## Data in this exercise
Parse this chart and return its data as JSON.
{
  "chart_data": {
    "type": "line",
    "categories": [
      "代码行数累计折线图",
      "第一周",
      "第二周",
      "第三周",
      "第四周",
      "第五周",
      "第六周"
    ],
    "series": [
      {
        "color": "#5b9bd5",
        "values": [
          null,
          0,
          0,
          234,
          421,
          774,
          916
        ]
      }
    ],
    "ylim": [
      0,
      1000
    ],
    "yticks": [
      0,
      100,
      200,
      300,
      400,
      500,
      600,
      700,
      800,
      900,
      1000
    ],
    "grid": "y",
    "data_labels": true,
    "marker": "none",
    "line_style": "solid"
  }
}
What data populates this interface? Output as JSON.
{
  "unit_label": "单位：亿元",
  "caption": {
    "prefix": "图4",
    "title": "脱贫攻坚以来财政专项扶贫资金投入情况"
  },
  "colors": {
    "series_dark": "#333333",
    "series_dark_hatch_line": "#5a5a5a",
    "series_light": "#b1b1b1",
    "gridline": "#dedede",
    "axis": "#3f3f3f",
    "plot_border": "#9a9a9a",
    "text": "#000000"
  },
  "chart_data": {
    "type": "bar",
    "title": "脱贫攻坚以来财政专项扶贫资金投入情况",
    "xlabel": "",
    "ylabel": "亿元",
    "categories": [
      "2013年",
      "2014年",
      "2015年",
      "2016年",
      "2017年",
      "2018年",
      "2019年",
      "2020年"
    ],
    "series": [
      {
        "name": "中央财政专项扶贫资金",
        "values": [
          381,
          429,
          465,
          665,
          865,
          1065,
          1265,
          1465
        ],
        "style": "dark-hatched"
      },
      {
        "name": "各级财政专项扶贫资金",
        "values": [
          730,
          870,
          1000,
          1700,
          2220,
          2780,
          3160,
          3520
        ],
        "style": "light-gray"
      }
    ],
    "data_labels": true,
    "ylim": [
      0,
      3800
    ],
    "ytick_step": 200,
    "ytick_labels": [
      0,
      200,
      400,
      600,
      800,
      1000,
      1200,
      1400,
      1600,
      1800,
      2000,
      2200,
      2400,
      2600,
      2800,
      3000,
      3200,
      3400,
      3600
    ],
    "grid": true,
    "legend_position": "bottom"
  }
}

## Given exercise
Using the entries above, please restate each one word for word.

## Completed task
Parse this chart and return its data as JSON.
{
  "chart_data": {
    "type": "line",
    "categories": [
      "代码行数累计折线图",
      "第一周",
      "第二周",
      "第三周",
      "第四周",
      "第五周",
      "第六周"
    ],
    "series": [
      {
        "color": "#5b9bd5",
        "values": [
          null,
          0,
          0,
          234,
          421,
          774,
          916
        ]
      }
    ],
    "ylim": [
      0,
      1000
    ],
    "yticks": [
      0,
      100,
      200,
      300,
      400,
      500,
      600,
      700,
      800,
      900,
      1000
    ],
    "grid": "y",
    "data_labels": true,
    "marker": "none",
    "line_style": "solid"
  }
}
What data populates this interface? Output as JSON.
{
  "unit_label": "单位：亿元",
  "caption": {
    "prefix": "图4",
    "title": "脱贫攻坚以来财政专项扶贫资金投入情况"
  },
  "colors": {
    "series_dark": "#333333",
    "series_dark_hatch_line": "#5a5a5a",
    "series_light": "#b1b1b1",
    "gridline": "#dedede",
    "axis": "#3f3f3f",
    "plot_border": "#9a9a9a",
    "text": "#000000"
  },
  "chart_data": {
    "type": "bar",
    "title": "脱贫攻坚以来财政专项扶贫资金投入情况",
    "xlabel": "",
    "ylabel": "亿元",
    "categories": [
      "2013年",
      "2014年",
      "2015年",
      "2016年",
      "2017年",
      "2018年",
      "2019年",
      "2020年"
    ],
    "series": [
      {
        "name": "中央财政专项扶贫资金",
        "values": [
          381,
          429,
          465,
          665,
          865,
          1065,
          1265,
          1465
        ],
        "style": "dark-hatched"
      },
      {
        "name": "各级财政专项扶贫资金",
        "values": [
          730,
          870,
          1000,
          1700,
          2220,
          2780,
          3160,
          3520
        ],
        "style": "light-gray"
      }
    ],
    "data_labels": true,
    "ylim": [
      0,
      3800
    ],
    "ytick_step": 200,
    "ytick_labels": [
      0,
      200,
      400,
      600,
      800,
      1000,
      1200,
      1400,
      1600,
      1800,
      2000,
      2200,
      2400,
      2600,
      2800,
      3000,
      3200,
      3400,
      3600
    ],
    "grid": true,
    "legend_position": "bottom"
  }
}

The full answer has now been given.